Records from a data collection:
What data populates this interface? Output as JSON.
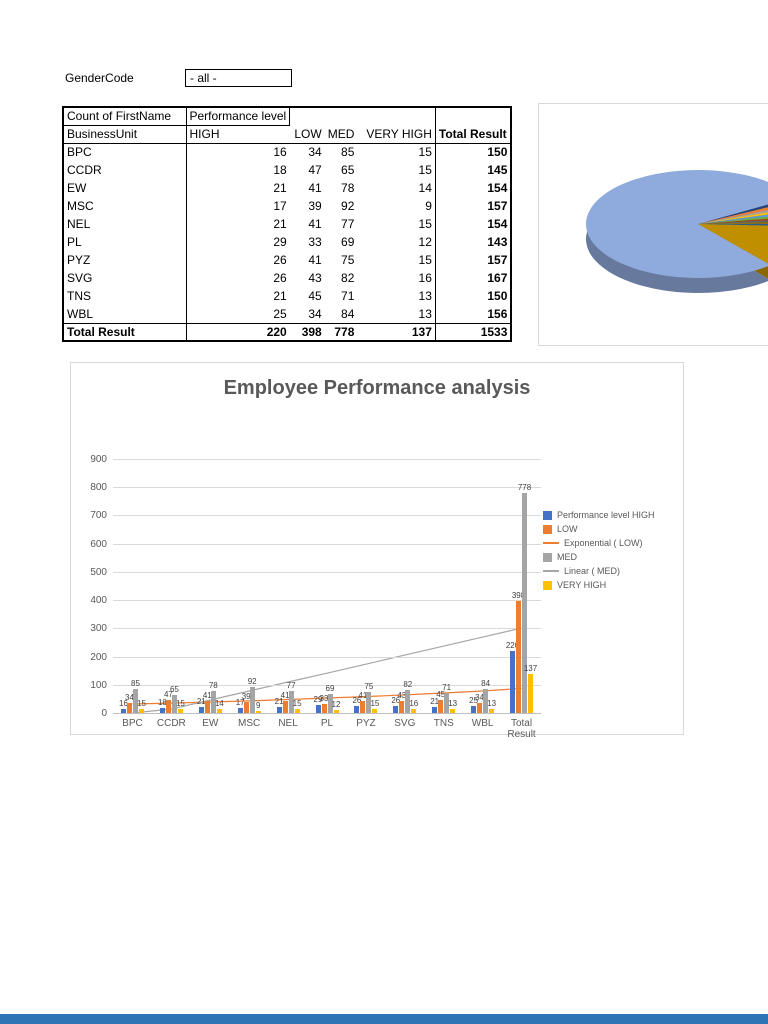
{
  "filter": {
    "label": "GenderCode",
    "value": "- all -"
  },
  "pivot_table": {
    "corner_label": "Count of FirstName",
    "column_group_label": "Performance level",
    "row_header": "BusinessUnit",
    "column_headers": [
      "HIGH",
      "LOW",
      "MED",
      "VERY HIGH",
      "Total Result"
    ],
    "rows": [
      {
        "unit": "BPC",
        "values": [
          16,
          34,
          85,
          15,
          150
        ]
      },
      {
        "unit": "CCDR",
        "values": [
          18,
          47,
          65,
          15,
          145
        ]
      },
      {
        "unit": "EW",
        "values": [
          21,
          41,
          78,
          14,
          154
        ]
      },
      {
        "unit": "MSC",
        "values": [
          17,
          39,
          92,
          9,
          157
        ]
      },
      {
        "unit": "NEL",
        "values": [
          21,
          41,
          77,
          15,
          154
        ]
      },
      {
        "unit": "PL",
        "values": [
          29,
          33,
          69,
          12,
          143
        ]
      },
      {
        "unit": "PYZ",
        "values": [
          26,
          41,
          75,
          15,
          157
        ]
      },
      {
        "unit": "SVG",
        "values": [
          26,
          43,
          82,
          16,
          167
        ]
      },
      {
        "unit": "TNS",
        "values": [
          21,
          45,
          71,
          13,
          150
        ]
      },
      {
        "unit": "WBL",
        "values": [
          25,
          34,
          84,
          13,
          156
        ]
      }
    ],
    "total_row": {
      "unit": "Total Result",
      "values": [
        220,
        398,
        778,
        137,
        1533
      ]
    }
  },
  "chart_data": [
    {
      "type": "pie",
      "style": "3d",
      "segments": [
        {
          "color": "#264478",
          "value": 1.0
        },
        {
          "color": "#ED7D31",
          "value": 1.2
        },
        {
          "color": "#A5A5A5",
          "value": 0.9
        },
        {
          "color": "#FFC000",
          "value": 0.9
        },
        {
          "color": "#5B9BD5",
          "value": 0.9
        },
        {
          "color": "#70AD47",
          "value": 1.0
        },
        {
          "color": "#9E480E",
          "value": 0.8
        },
        {
          "color": "#636363",
          "value": 0.8
        },
        {
          "color": "#997300",
          "value": 0.8
        },
        {
          "color": "#255E91",
          "value": 0.8
        },
        {
          "color": "#BF8F00",
          "value": 13.0
        },
        {
          "color": "#8FAADC",
          "value": 77.9
        }
      ]
    },
    {
      "type": "bar",
      "title": "Employee Performance analysis",
      "categories": [
        "BPC",
        "CCDR",
        "EW",
        "MSC",
        "NEL",
        "PL",
        "PYZ",
        "SVG",
        "TNS",
        "WBL",
        "Total Result"
      ],
      "series": [
        {
          "name": "Performance level HIGH",
          "color": "#4472C4",
          "values": [
            16,
            18,
            21,
            17,
            21,
            29,
            26,
            26,
            21,
            25,
            220
          ]
        },
        {
          "name": "LOW",
          "color": "#ED7D31",
          "values": [
            34,
            47,
            41,
            39,
            41,
            33,
            41,
            43,
            45,
            34,
            398
          ]
        },
        {
          "name": "MED",
          "color": "#A5A5A5",
          "values": [
            85,
            65,
            78,
            92,
            77,
            69,
            75,
            82,
            71,
            84,
            778
          ]
        },
        {
          "name": "VERY HIGH",
          "color": "#FFC000",
          "values": [
            15,
            15,
            14,
            9,
            15,
            12,
            15,
            16,
            13,
            13,
            137
          ]
        }
      ],
      "trendlines": [
        {
          "name": "Exponential ( LOW)",
          "color": "#ED7D31",
          "points": [
            32,
            35,
            39,
            43,
            48,
            53,
            58,
            64,
            71,
            78,
            87
          ]
        },
        {
          "name": "Linear ( MED)",
          "color": "#A6A6A6",
          "points": [
            -18,
            14,
            46,
            78,
            110,
            141,
            173,
            205,
            237,
            269,
            301
          ]
        }
      ],
      "legend": [
        {
          "label": "Performance level HIGH",
          "glyph": "square",
          "color": "#4472C4"
        },
        {
          "label": "LOW",
          "glyph": "square",
          "color": "#ED7D31"
        },
        {
          "label": "Exponential ( LOW)",
          "glyph": "line",
          "color": "#ED7D31"
        },
        {
          "label": "MED",
          "glyph": "square",
          "color": "#A5A5A5"
        },
        {
          "label": "Linear ( MED)",
          "glyph": "line",
          "color": "#A6A6A6"
        },
        {
          "label": "VERY HIGH",
          "glyph": "square",
          "color": "#FFC000"
        }
      ],
      "ylim": [
        0,
        900
      ],
      "ytick_step": 100,
      "grid": true,
      "legend_position": "right"
    }
  ],
  "footer": {
    "color": "#2E75B6"
  }
}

■ **PROBLEM TO WORK ON**: Show all lines in the entries above where the string "Result" appears.

■ **WRITTEN REPLY**:
      "Total Result"
      "unit": "Total Result",
        "Total Result"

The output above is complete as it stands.